Work item:
Copy the result of filtering the entries below for lines that include the string "Drug".

Exercise data:
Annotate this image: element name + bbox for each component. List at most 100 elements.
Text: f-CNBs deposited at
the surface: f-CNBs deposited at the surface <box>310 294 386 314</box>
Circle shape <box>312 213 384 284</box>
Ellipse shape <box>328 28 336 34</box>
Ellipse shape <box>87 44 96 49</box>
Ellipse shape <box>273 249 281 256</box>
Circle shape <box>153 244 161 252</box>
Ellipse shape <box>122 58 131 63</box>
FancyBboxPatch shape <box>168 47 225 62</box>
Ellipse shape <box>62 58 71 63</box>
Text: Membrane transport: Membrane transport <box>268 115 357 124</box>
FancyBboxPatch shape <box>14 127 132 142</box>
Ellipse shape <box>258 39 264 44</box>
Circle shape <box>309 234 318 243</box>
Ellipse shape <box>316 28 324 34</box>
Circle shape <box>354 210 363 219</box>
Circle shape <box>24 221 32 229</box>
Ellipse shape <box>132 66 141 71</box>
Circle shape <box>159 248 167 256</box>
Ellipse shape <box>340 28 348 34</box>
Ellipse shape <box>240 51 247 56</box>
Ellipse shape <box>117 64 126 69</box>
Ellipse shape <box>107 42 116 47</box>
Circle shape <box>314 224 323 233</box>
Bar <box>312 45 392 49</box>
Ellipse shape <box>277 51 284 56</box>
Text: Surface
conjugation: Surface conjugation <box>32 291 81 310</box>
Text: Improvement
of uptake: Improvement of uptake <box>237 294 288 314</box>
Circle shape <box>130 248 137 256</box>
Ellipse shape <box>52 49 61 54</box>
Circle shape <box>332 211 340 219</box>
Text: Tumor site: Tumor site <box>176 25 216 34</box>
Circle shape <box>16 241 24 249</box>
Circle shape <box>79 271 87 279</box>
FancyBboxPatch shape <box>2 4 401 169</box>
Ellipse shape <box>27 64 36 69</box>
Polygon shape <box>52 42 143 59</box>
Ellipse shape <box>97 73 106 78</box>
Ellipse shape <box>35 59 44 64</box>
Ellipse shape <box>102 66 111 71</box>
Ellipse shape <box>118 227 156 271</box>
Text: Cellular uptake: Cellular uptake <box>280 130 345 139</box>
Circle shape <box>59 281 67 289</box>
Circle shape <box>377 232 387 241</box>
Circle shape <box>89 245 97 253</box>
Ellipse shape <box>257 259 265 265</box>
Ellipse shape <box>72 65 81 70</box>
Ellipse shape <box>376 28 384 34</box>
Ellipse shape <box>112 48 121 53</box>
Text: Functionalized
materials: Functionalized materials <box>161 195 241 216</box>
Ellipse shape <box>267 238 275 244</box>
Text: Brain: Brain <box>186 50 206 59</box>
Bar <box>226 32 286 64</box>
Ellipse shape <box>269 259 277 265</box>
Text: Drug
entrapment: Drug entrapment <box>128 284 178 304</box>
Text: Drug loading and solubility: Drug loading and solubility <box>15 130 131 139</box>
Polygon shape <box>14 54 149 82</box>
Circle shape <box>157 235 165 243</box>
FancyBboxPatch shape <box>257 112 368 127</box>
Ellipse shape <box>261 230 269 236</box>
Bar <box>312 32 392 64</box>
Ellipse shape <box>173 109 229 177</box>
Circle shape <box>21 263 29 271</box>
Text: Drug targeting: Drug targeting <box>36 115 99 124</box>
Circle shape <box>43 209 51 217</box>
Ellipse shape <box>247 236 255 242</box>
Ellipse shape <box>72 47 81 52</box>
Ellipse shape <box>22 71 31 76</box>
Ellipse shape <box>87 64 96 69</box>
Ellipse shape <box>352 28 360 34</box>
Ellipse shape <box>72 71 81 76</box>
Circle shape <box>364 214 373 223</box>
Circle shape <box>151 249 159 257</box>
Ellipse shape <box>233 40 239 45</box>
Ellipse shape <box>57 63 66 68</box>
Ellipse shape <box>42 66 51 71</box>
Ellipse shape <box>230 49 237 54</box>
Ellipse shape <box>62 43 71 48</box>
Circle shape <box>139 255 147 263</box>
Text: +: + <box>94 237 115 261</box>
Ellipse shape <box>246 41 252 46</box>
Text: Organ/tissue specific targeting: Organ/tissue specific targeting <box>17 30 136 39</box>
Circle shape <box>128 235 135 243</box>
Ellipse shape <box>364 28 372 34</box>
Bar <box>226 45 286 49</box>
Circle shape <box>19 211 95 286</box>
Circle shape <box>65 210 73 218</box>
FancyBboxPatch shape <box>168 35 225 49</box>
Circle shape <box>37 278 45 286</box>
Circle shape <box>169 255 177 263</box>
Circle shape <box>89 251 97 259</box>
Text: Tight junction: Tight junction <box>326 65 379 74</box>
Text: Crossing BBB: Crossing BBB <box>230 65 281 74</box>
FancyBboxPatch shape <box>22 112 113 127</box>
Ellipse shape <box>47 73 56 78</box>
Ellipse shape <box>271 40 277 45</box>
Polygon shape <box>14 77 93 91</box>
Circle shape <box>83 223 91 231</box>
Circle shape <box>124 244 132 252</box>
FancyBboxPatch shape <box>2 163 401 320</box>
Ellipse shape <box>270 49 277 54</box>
...
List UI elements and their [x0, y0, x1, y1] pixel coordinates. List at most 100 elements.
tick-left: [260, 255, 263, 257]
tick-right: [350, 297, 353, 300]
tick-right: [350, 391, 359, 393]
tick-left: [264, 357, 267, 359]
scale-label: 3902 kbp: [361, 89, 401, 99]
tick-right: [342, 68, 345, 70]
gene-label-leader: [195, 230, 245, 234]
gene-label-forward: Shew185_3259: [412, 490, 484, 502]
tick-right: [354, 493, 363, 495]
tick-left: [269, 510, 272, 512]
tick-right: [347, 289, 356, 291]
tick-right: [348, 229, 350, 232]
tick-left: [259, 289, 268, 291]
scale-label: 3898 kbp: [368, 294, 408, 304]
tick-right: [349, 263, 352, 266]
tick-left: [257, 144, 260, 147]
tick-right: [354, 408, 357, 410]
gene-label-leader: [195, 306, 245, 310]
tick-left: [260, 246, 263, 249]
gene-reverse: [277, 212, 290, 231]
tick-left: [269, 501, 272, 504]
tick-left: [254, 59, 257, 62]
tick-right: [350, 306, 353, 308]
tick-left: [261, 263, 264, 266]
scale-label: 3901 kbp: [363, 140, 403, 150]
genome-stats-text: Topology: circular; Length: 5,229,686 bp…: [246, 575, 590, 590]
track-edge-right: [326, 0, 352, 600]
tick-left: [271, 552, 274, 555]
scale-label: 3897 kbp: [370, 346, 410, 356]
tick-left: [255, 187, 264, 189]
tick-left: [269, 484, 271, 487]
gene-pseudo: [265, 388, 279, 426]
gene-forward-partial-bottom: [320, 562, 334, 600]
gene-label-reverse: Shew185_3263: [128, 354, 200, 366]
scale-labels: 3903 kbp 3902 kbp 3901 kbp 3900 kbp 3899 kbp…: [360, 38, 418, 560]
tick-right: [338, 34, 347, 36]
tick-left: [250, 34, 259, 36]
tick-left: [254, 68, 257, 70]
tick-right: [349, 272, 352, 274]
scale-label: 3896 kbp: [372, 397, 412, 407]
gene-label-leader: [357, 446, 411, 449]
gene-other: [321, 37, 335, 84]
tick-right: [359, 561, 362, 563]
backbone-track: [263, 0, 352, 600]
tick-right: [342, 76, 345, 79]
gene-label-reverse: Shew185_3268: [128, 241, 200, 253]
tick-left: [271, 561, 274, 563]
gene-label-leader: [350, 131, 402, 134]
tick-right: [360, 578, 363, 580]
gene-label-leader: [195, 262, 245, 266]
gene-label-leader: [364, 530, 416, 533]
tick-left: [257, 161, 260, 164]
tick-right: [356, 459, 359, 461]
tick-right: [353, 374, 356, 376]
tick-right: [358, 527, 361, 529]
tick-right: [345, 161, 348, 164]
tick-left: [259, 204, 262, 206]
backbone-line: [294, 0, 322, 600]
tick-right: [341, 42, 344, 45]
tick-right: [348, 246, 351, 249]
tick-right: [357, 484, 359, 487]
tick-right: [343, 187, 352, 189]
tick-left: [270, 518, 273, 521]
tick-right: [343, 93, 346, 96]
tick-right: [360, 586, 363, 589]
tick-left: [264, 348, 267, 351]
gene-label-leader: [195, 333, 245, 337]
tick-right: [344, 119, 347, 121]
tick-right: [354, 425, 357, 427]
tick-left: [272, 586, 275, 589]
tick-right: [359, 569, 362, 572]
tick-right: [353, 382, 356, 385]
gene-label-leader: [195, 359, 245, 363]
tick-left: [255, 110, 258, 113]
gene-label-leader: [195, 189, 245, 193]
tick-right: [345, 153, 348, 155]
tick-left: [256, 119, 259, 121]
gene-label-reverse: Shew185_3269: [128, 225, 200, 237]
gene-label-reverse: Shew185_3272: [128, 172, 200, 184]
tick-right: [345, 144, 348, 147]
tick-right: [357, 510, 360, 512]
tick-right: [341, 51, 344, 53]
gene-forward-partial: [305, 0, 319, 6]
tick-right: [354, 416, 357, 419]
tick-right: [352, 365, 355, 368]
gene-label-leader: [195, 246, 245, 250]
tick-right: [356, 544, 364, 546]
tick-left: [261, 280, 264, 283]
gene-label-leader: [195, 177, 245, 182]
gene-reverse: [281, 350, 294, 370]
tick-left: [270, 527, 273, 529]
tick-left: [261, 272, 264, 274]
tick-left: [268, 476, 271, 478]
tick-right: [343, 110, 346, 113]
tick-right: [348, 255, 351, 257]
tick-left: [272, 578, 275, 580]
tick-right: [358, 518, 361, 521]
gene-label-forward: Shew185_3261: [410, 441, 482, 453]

Answer to this problem:
Text: Drug
entrapment: Drug entrapment <box>128 284 178 304</box>
Text: Drug loading and solubility: Drug loading and solubility <box>15 130 131 139</box>
Text: Drug targeting: Drug targeting <box>36 115 99 124</box>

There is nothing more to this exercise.